__WHAT NEEDS TO BE DONE__.
In the material below, find all lines with the string "which" and copy them.

__DATA SHOWN__.
*-*-*
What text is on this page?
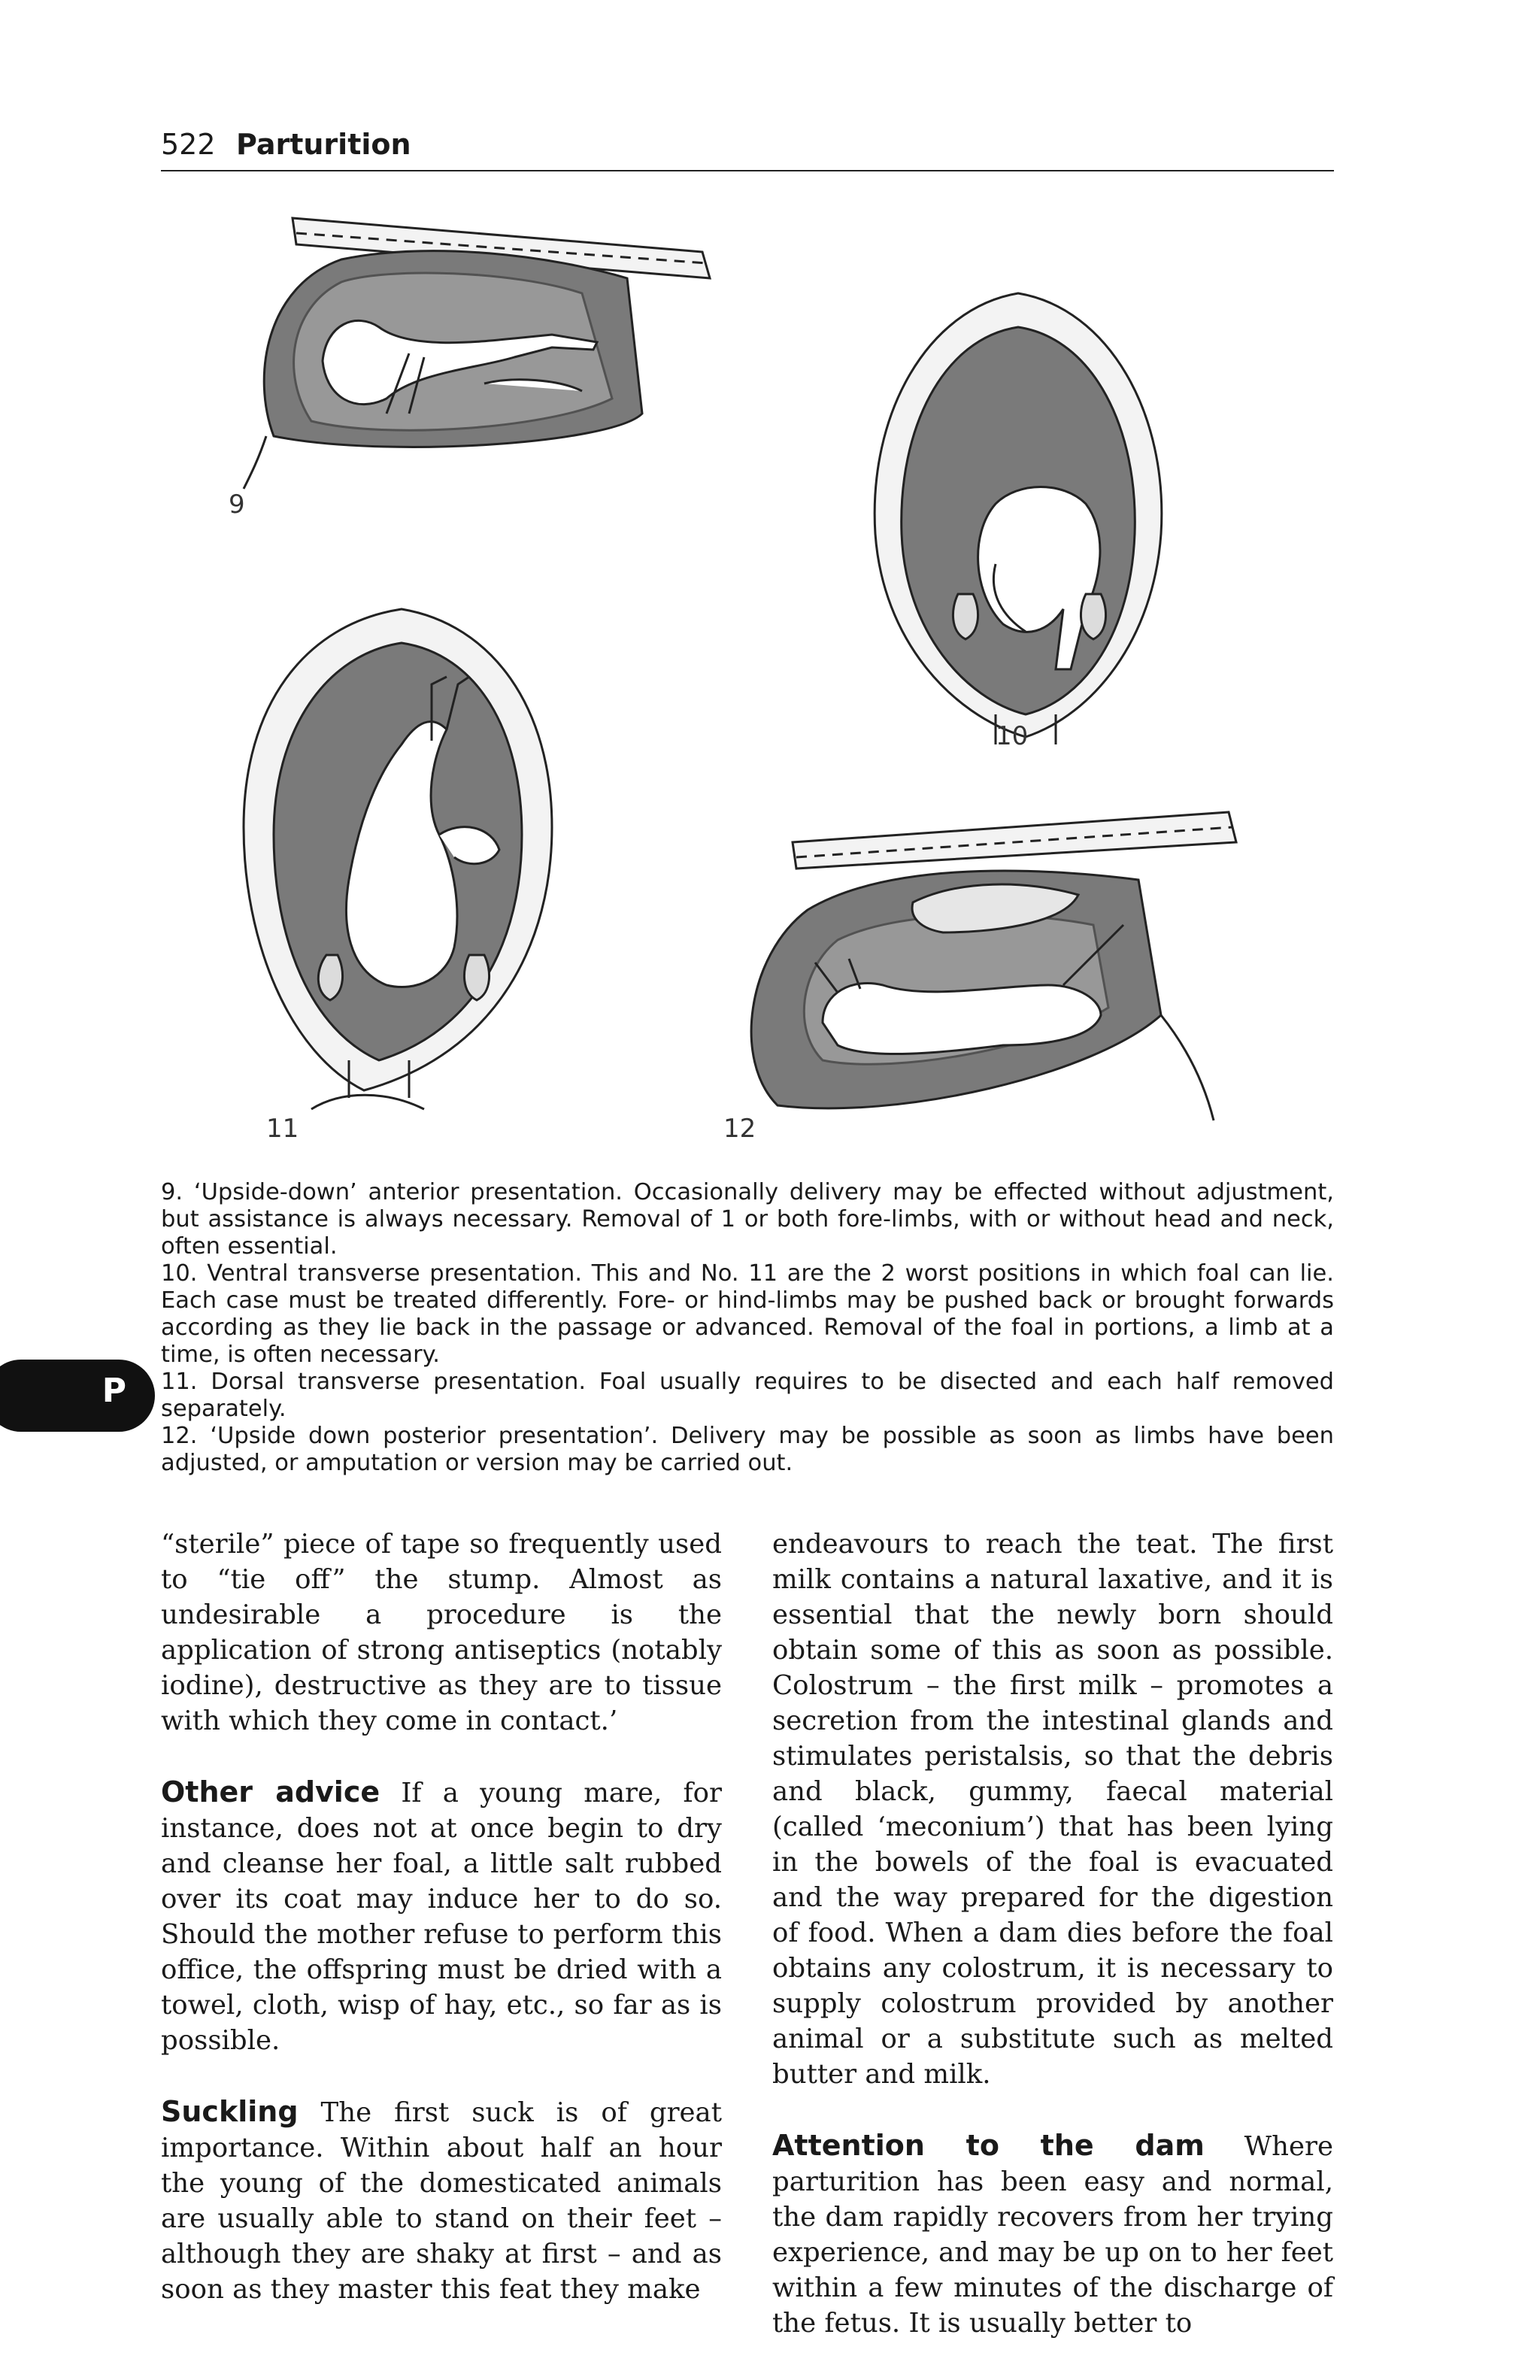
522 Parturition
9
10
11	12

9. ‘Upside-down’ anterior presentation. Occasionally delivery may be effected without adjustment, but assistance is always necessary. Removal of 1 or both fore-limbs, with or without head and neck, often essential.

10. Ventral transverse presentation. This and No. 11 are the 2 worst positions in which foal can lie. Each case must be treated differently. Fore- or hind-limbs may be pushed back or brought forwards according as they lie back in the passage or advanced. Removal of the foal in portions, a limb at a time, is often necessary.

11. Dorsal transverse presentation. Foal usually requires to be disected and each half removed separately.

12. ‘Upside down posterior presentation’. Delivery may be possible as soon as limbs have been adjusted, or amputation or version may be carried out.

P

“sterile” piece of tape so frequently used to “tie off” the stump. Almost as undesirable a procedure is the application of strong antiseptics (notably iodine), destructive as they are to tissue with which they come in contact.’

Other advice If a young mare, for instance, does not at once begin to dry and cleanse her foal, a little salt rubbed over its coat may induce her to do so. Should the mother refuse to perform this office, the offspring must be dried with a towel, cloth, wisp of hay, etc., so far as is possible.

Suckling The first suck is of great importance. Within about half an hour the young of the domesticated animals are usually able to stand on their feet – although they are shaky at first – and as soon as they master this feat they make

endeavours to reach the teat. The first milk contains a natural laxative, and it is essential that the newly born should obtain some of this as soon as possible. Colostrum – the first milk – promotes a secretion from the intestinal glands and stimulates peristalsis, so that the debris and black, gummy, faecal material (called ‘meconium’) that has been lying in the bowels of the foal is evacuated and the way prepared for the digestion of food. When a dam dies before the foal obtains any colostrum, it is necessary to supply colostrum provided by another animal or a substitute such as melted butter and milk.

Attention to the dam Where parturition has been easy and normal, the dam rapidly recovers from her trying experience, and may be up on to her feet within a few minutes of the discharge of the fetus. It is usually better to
*-*-*
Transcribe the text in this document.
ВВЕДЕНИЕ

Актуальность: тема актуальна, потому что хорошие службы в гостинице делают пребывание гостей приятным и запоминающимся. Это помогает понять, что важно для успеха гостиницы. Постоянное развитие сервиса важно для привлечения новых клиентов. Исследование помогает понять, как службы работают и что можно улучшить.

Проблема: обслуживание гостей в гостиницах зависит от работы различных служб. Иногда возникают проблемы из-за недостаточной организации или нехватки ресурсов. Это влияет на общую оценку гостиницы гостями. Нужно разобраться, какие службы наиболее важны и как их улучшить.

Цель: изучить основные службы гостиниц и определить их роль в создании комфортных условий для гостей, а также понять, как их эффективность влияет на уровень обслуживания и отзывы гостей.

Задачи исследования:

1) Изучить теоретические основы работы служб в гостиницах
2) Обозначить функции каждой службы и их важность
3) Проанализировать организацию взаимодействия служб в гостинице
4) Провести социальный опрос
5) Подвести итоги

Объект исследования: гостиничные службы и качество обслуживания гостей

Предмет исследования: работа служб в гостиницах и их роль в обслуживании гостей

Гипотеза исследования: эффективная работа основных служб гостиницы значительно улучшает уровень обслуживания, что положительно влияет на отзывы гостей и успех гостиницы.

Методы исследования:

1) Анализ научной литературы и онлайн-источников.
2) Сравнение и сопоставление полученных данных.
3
*-*-*
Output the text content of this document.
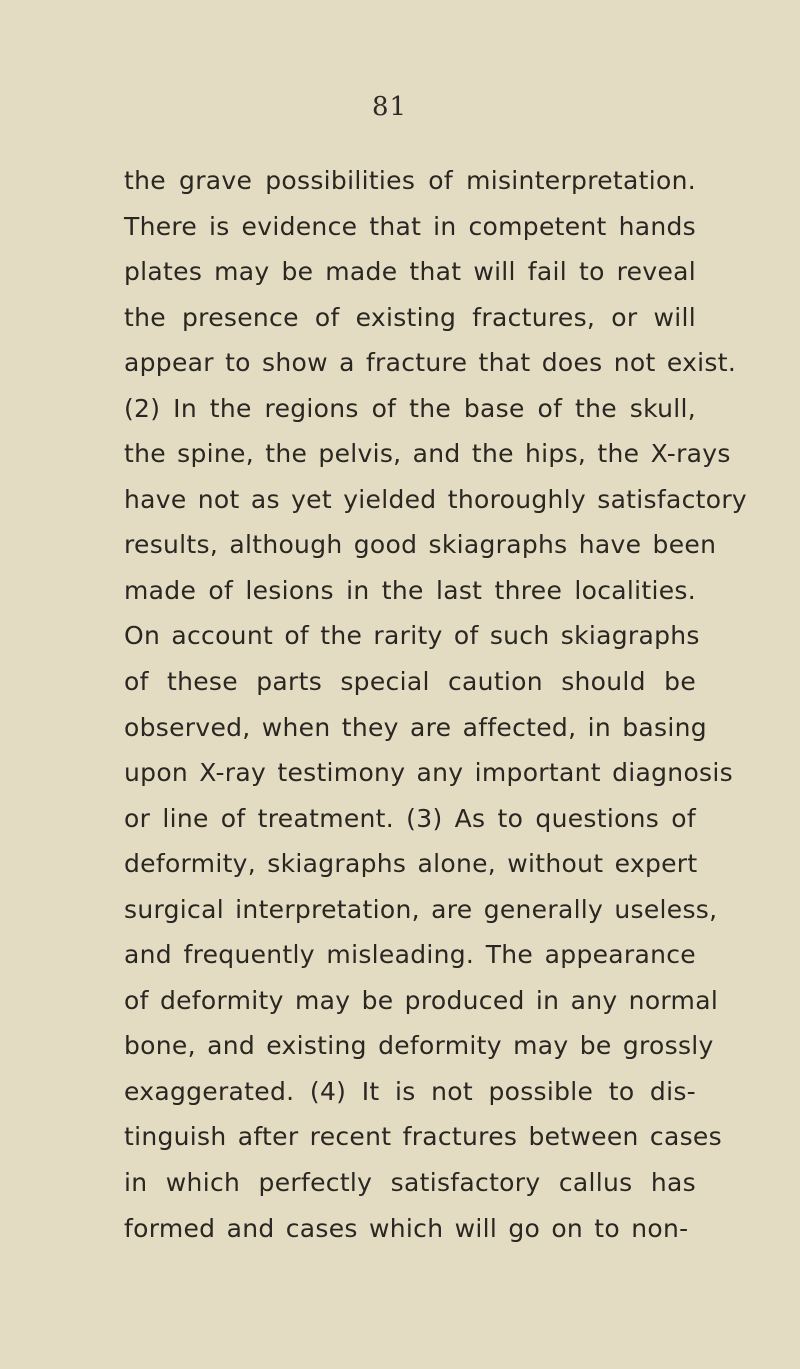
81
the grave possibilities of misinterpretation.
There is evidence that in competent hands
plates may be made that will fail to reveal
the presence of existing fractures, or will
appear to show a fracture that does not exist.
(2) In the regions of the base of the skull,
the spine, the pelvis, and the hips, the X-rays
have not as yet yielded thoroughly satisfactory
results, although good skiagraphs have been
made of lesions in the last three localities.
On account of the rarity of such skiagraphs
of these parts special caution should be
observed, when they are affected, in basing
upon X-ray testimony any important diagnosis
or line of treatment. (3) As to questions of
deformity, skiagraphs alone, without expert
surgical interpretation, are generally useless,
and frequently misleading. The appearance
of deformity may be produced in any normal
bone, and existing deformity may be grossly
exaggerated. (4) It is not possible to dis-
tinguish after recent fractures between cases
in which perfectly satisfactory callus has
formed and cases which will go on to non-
*-*-*
__RESULT OF THE EXERCISE__.
10. Ventral transverse presentation. This and No. 11 are the 2 worst positions in which foal can lie. Each case must be treated differently. Fore- or hind-limbs may be pushed back or brought forwards according as they lie back in the passage or advanced. Removal of the foal in portions, a limb at a time, is often necessary.
“sterile” piece of tape so frequently used to “tie off” the stump. Almost as undesirable a procedure is the application of strong antiseptics (notably iodine), destructive as they are to tissue with which they come in contact.’
in which perfectly satisfactory callus has
formed and cases which will go on to non-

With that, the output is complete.